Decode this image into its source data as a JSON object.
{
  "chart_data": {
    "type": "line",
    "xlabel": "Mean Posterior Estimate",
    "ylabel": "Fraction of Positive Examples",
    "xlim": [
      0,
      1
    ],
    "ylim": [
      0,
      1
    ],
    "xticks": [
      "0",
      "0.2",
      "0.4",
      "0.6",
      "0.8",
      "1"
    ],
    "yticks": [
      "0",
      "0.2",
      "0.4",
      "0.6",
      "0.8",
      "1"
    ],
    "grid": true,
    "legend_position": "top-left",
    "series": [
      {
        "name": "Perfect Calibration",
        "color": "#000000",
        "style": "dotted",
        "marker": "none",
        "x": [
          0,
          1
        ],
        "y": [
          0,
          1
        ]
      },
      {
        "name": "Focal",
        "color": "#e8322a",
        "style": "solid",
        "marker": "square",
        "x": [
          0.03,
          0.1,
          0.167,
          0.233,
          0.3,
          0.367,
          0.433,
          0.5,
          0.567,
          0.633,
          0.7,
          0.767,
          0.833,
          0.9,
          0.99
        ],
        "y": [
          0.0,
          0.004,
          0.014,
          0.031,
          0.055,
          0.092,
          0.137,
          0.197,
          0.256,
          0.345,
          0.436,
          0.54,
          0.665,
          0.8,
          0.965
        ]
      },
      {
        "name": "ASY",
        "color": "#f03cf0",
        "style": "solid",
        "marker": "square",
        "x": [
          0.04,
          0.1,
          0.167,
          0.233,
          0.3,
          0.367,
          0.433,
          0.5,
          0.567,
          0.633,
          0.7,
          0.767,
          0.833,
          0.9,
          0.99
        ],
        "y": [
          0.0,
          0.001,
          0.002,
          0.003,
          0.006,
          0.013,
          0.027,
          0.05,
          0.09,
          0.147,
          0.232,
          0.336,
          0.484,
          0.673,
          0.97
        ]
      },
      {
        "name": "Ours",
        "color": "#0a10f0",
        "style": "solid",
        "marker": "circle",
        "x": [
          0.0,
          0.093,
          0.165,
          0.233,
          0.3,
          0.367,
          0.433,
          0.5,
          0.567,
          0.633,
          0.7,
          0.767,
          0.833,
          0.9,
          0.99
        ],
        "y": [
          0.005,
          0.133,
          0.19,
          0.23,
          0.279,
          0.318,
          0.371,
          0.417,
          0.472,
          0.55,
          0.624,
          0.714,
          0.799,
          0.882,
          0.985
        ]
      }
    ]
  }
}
○ ○ ○ ○
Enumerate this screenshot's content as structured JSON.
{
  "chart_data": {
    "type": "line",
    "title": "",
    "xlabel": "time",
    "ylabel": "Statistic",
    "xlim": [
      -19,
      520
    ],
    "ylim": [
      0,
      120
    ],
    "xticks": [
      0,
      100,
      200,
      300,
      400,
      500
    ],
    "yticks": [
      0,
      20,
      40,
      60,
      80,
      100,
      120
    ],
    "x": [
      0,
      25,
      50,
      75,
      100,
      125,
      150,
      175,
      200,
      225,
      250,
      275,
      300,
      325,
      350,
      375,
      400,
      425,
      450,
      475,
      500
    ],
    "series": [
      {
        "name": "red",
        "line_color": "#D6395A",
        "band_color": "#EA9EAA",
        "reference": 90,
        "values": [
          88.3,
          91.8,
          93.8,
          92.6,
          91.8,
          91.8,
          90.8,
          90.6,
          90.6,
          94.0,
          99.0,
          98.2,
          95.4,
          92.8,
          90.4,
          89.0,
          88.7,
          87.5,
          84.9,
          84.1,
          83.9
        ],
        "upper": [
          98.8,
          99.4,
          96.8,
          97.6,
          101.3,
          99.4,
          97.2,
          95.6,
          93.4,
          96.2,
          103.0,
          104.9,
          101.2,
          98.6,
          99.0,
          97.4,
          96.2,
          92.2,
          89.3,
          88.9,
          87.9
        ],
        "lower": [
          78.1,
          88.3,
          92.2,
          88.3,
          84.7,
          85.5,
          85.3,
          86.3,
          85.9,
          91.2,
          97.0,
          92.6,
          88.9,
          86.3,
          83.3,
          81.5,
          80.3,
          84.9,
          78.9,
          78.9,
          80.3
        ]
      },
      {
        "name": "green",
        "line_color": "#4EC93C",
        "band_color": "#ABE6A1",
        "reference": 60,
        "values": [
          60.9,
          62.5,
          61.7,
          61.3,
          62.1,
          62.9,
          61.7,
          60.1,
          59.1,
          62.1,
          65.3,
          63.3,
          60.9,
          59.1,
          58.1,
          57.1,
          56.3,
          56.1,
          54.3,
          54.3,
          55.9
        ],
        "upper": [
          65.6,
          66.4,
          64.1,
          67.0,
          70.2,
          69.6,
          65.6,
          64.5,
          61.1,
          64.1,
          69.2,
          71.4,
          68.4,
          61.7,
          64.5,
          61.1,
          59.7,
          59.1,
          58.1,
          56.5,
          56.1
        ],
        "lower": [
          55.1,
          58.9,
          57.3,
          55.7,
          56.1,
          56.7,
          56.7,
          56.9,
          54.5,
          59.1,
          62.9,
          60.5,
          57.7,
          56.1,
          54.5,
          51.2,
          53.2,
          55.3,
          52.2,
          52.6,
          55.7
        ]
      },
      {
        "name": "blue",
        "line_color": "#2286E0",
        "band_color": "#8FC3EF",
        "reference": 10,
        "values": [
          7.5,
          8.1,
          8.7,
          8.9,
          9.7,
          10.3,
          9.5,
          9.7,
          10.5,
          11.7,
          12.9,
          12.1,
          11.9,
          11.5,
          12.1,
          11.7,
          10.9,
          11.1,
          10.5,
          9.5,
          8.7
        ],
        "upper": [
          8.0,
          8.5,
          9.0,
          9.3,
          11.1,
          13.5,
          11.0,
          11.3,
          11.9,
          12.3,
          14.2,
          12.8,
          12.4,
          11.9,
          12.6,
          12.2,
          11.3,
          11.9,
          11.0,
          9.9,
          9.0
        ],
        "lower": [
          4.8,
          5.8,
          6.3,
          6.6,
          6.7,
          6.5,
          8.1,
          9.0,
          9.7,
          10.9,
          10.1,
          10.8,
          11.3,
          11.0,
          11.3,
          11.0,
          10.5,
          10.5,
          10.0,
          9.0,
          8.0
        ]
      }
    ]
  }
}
○ ○ ○ ○
*What is being asked*:
Return every line from the records above that holds the word "this".

*Exercise output*:
Decode this image into its source data as a JSON object.
Enumerate this screenshot's content as structured JSON.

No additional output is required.